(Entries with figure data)
____________

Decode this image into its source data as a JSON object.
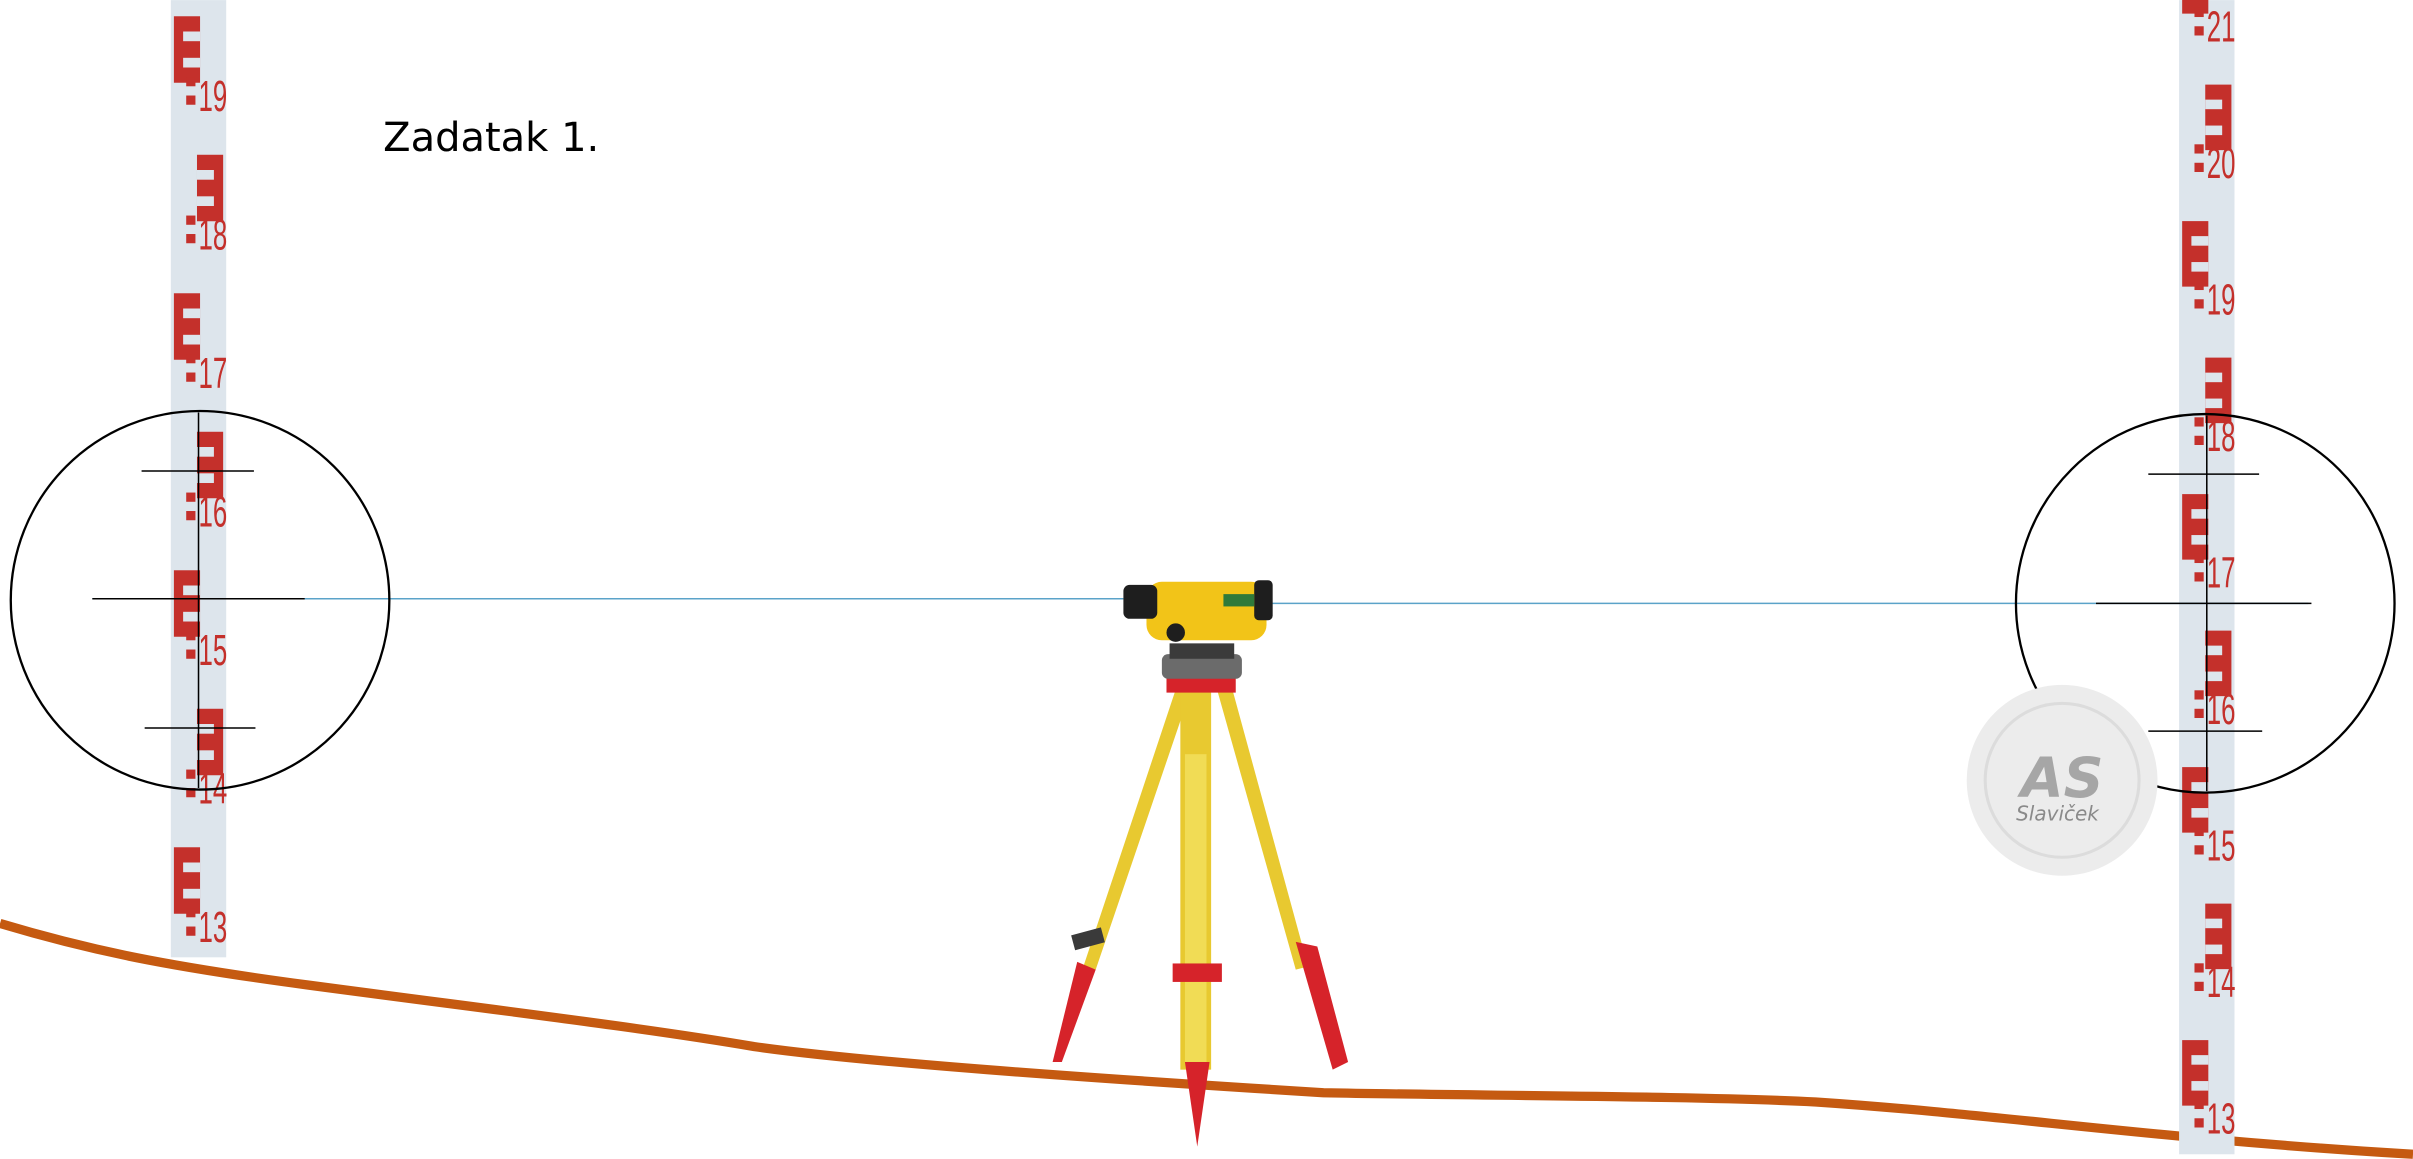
{
  "title": "Zadatak 1.",
  "left_rod": {
    "labels": [
      "19",
      "18",
      "17",
      "16",
      "15",
      "14",
      "13"
    ]
  },
  "right_rod": {
    "labels": [
      "21",
      "20",
      "19",
      "18",
      "17",
      "16",
      "15",
      "14",
      "13"
    ]
  },
  "watermark": {
    "logo": "AS",
    "name": "Slaviček"
  }
}
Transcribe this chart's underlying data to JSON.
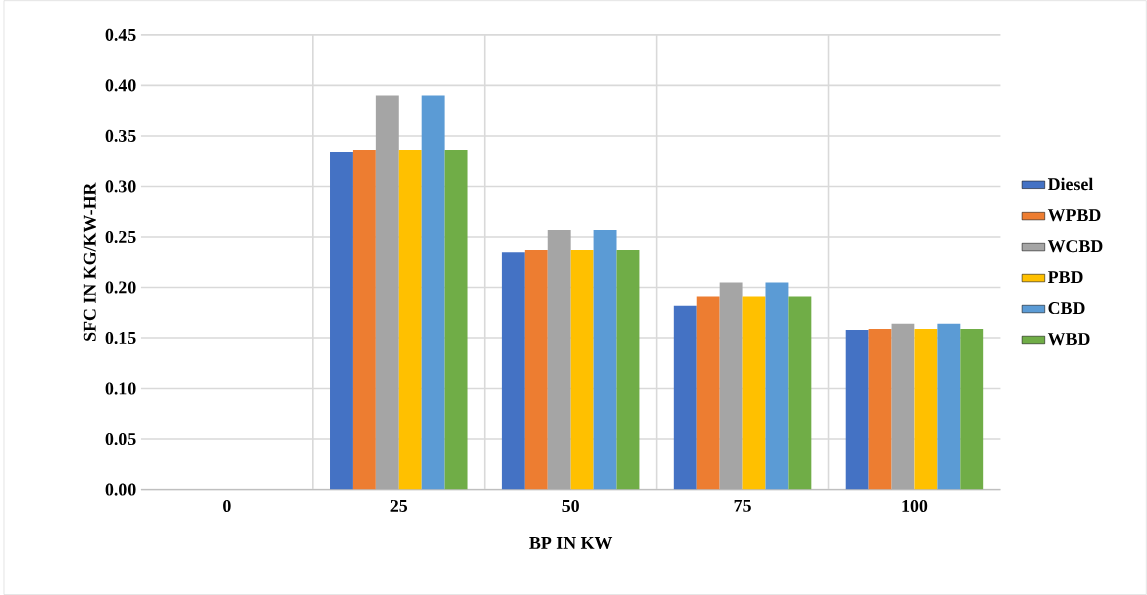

____________

◆ YOUR GOAL:
Go through the listing above and write it all out exactly, leaving out any picture.

◆ FINISHED ANSWER:
Decode this image into its source data as a JSON object.
{
  "title": "Zadatak 1.",
  "left_rod": {
    "labels": [
      "19",
      "18",
      "17",
      "16",
      "15",
      "14",
      "13"
    ]
  },
  "right_rod": {
    "labels": [
      "21",
      "20",
      "19",
      "18",
      "17",
      "16",
      "15",
      "14",
      "13"
    ]
  },
  "watermark": {
    "logo": "AS",
    "name": "Slaviček"
  }
}
Transcribe this chart's underlying data to JSON.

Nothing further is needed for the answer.